**Saved entries**
··········

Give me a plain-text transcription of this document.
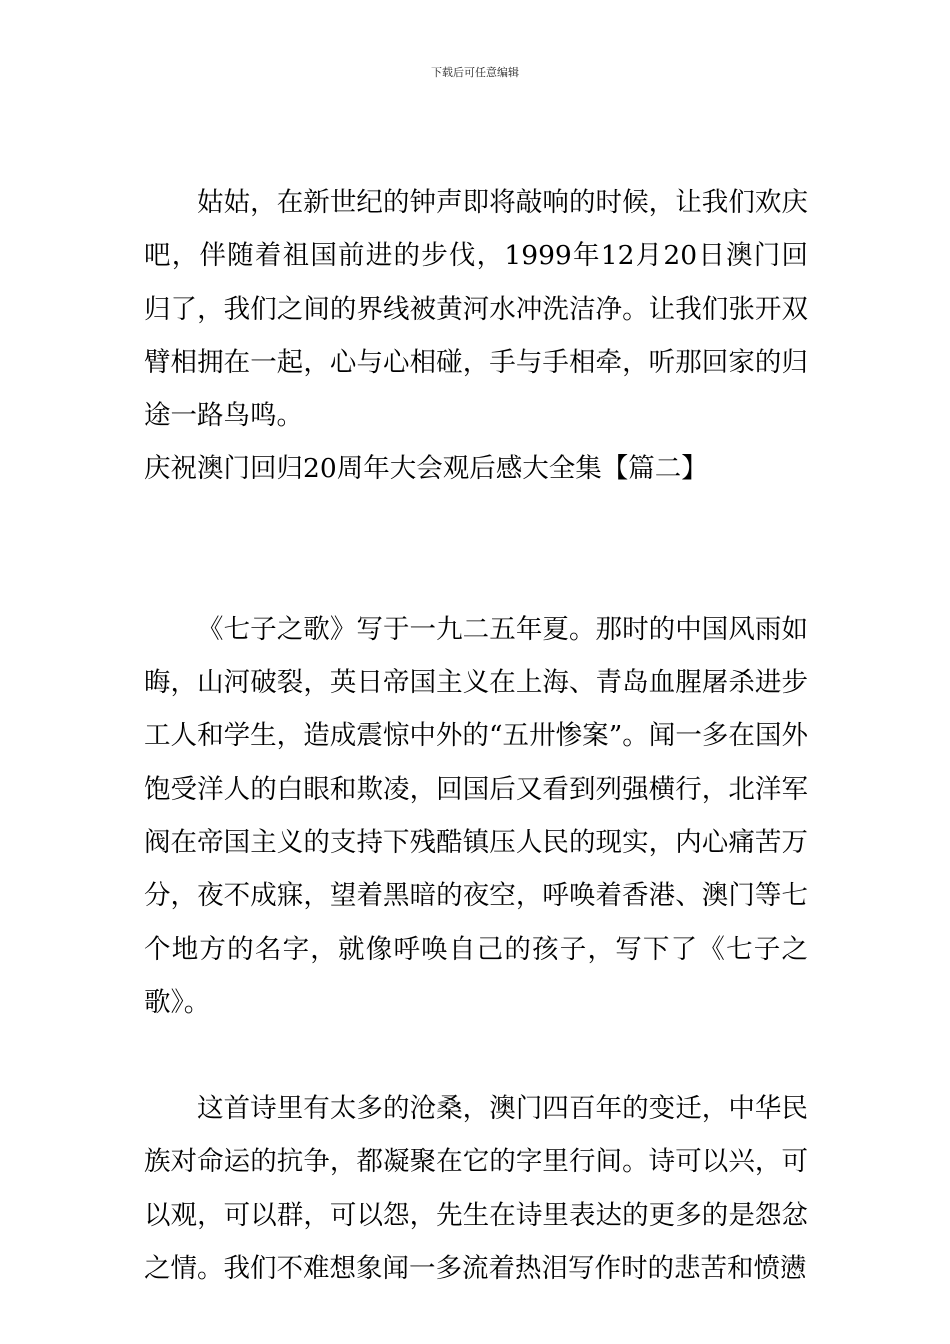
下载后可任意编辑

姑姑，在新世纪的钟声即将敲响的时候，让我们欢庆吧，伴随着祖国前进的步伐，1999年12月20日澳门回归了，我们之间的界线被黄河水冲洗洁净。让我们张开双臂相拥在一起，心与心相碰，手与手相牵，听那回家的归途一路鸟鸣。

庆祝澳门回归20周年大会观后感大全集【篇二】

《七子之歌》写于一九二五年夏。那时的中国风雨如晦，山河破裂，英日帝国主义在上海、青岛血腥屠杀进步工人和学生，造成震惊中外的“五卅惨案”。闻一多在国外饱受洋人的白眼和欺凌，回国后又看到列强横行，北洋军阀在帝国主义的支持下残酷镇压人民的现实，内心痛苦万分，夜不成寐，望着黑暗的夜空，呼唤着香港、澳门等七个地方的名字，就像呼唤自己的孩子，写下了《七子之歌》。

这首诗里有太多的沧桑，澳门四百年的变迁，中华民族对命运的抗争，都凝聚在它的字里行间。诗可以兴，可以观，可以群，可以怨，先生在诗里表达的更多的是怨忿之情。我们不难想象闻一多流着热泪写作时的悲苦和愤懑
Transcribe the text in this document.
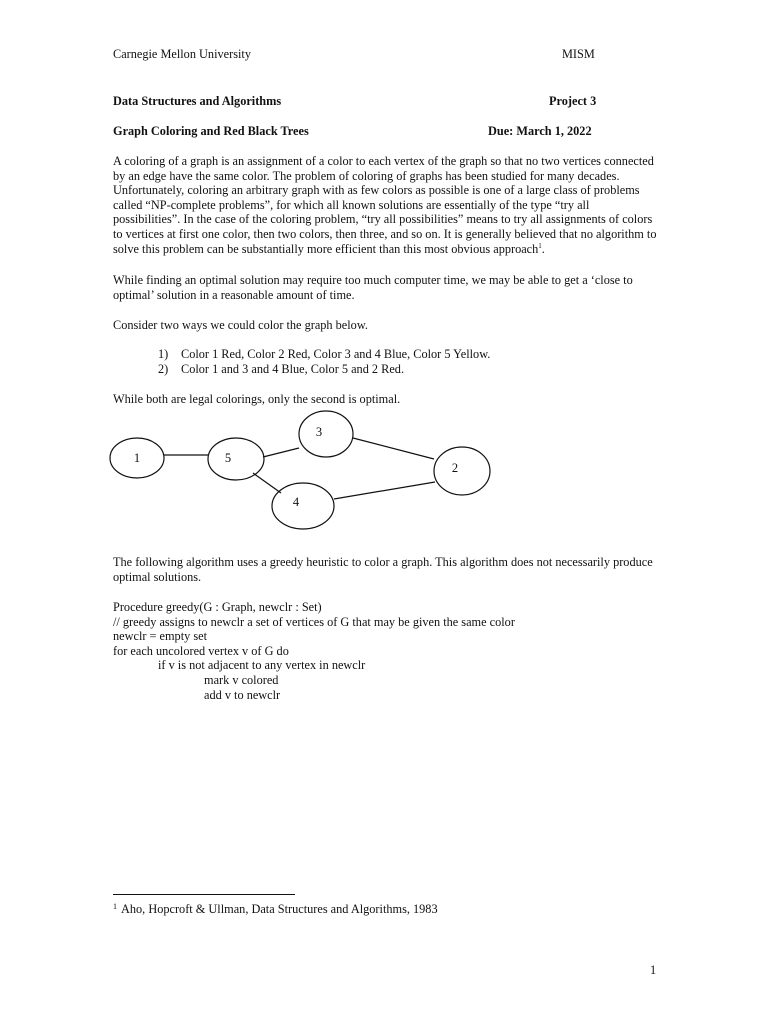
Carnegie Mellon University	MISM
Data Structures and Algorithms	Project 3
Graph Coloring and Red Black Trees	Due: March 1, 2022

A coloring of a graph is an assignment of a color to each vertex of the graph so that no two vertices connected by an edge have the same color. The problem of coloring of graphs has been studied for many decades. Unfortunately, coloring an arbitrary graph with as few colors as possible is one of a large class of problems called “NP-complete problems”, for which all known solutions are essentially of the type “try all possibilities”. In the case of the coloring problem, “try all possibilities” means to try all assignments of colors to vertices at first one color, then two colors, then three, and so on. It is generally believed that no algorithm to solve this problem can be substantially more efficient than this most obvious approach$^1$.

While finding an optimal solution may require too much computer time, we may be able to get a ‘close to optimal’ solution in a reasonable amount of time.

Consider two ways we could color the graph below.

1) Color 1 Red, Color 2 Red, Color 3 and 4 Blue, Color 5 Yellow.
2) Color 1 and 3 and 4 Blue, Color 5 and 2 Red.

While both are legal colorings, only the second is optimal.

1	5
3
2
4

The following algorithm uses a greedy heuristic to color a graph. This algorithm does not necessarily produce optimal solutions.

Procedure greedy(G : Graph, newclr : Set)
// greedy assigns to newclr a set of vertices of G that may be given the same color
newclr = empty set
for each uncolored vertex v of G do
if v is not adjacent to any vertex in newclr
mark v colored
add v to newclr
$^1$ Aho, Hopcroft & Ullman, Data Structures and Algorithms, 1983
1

··········

**What is being asked**
Take the listing above and restate it word for word, without its pictures.

**Solution to this task**
Give me a plain-text transcription of this document.
下载后可任意编辑

姑姑，在新世纪的钟声即将敲响的时候，让我们欢庆吧，伴随着祖国前进的步伐，1999年12月20日澳门回归了，我们之间的界线被黄河水冲洗洁净。让我们张开双臂相拥在一起，心与心相碰，手与手相牵，听那回家的归途一路鸟鸣。

庆祝澳门回归20周年大会观后感大全集【篇二】

《七子之歌》写于一九二五年夏。那时的中国风雨如晦，山河破裂，英日帝国主义在上海、青岛血腥屠杀进步工人和学生，造成震惊中外的“五卅惨案”。闻一多在国外饱受洋人的白眼和欺凌，回国后又看到列强横行，北洋军阀在帝国主义的支持下残酷镇压人民的现实，内心痛苦万分，夜不成寐，望着黑暗的夜空，呼唤着香港、澳门等七个地方的名字，就像呼唤自己的孩子，写下了《七子之歌》。

这首诗里有太多的沧桑，澳门四百年的变迁，中华民族对命运的抗争，都凝聚在它的字里行间。诗可以兴，可以观，可以群，可以怨，先生在诗里表达的更多的是怨忿之情。我们不难想象闻一多流着热泪写作时的悲苦和愤懑
Transcribe the text in this document.
Carnegie Mellon University	MISM
Data Structures and Algorithms	Project 3
Graph Coloring and Red Black Trees	Due: March 1, 2022

A coloring of a graph is an assignment of a color to each vertex of the graph so that no two vertices connected by an edge have the same color. The problem of coloring of graphs has been studied for many decades. Unfortunately, coloring an arbitrary graph with as few colors as possible is one of a large class of problems called “NP-complete problems”, for which all known solutions are essentially of the type “try all possibilities”. In the case of the coloring problem, “try all possibilities” means to try all assignments of colors to vertices at first one color, then two colors, then three, and so on. It is generally believed that no algorithm to solve this problem can be substantially more efficient than this most obvious approach$^1$.

While finding an optimal solution may require too much computer time, we may be able to get a ‘close to optimal’ solution in a reasonable amount of time.

Consider two ways we could color the graph below.

1) Color 1 Red, Color 2 Red, Color 3 and 4 Blue, Color 5 Yellow.
2) Color 1 and 3 and 4 Blue, Color 5 and 2 Red.

While both are legal colorings, only the second is optimal.

1	5
3
2
4

The following algorithm uses a greedy heuristic to color a graph. This algorithm does not necessarily produce optimal solutions.

Procedure greedy(G : Graph, newclr : Set)
// greedy assigns to newclr a set of vertices of G that may be given the same color
newclr = empty set
for each uncolored vertex v of G do
if v is not adjacent to any vertex in newclr
mark v colored
add v to newclr
$^1$ Aho, Hopcroft & Ullman, Data Structures and Algorithms, 1983
1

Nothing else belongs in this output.